**WHAT TO WORK ON**. Quote all of the data exactly as given. Skip every picture it contains.

[Collection entries]

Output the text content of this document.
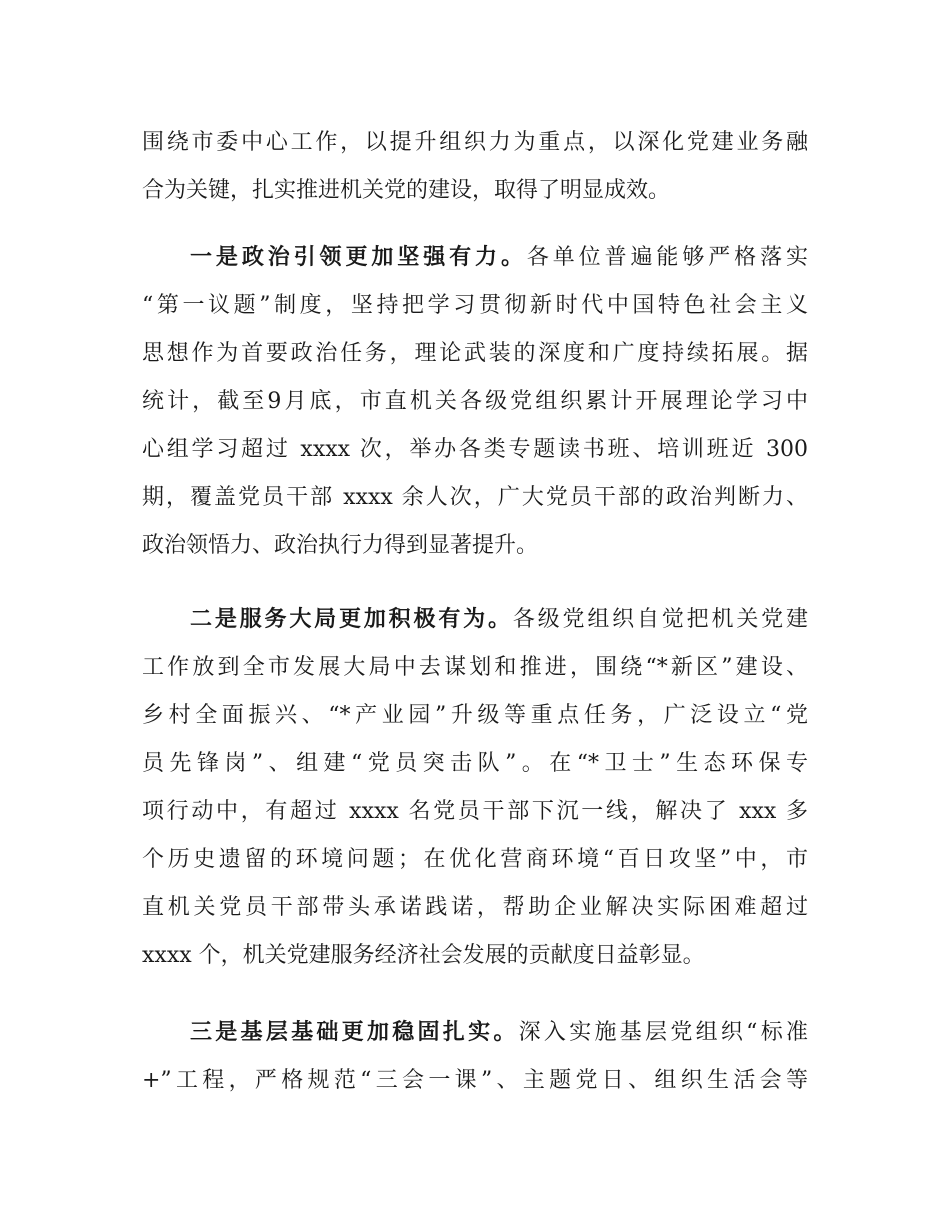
围绕市委中心工作，以提升组织力为重点，以深化党建业务融
合为关键，扎实推进机关党的建设，取得了明显成效。
一是政治引领更加坚强有力。各单位普遍能够严格落实
“第一议题”制度，坚持把学习贯彻新时代中国特色社会主义
思想作为首要政治任务，理论武装的深度和广度持续拓展。据
统计，截至9月底，市直机关各级党组织累计开展理论学习中
心组学习超过 xxxx 次，举办各类专题读书班、培训班近 300
期，覆盖党员干部 xxxx 余人次，广大党员干部的政治判断力、
政治领悟力、政治执行力得到显著提升。
二是服务大局更加积极有为。各级党组织自觉把机关党建
工作放到全市发展大局中去谋划和推进，围绕“*新区”建设、
乡村全面振兴、“*产业园”升级等重点任务，广泛设立“党
员先锋岗”、组建“党员突击队”。在“*卫士”生态环保专
项行动中，有超过 xxxx 名党员干部下沉一线，解决了 xxx 多
个历史遗留的环境问题；在优化营商环境“百日攻坚”中，市
直机关党员干部带头承诺践诺，帮助企业解决实际困难超过
xxxx 个，机关党建服务经济社会发展的贡献度日益彰显。
三是基层基础更加稳固扎实。深入实施基层党组织“标准
+”工程，严格规范“三会一课”、主题党日、组织生活会等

**ANSWER TO THE EXERCISE**.
Output the text content of this document.
围绕市委中心工作，以提升组织力为重点，以深化党建业务融
合为关键，扎实推进机关党的建设，取得了明显成效。
一是政治引领更加坚强有力。各单位普遍能够严格落实
“第一议题”制度，坚持把学习贯彻新时代中国特色社会主义
思想作为首要政治任务，理论武装的深度和广度持续拓展。据
统计，截至9月底，市直机关各级党组织累计开展理论学习中
心组学习超过 xxxx 次，举办各类专题读书班、培训班近 300
期，覆盖党员干部 xxxx 余人次，广大党员干部的政治判断力、
政治领悟力、政治执行力得到显著提升。
二是服务大局更加积极有为。各级党组织自觉把机关党建
工作放到全市发展大局中去谋划和推进，围绕“*新区”建设、
乡村全面振兴、“*产业园”升级等重点任务，广泛设立“党
员先锋岗”、组建“党员突击队”。在“*卫士”生态环保专
项行动中，有超过 xxxx 名党员干部下沉一线，解决了 xxx 多
个历史遗留的环境问题；在优化营商环境“百日攻坚”中，市
直机关党员干部带头承诺践诺，帮助企业解决实际困难超过
xxxx 个，机关党建服务经济社会发展的贡献度日益彰显。
三是基层基础更加稳固扎实。深入实施基层党组织“标准
+”工程，严格规范“三会一课”、主题党日、组织生活会等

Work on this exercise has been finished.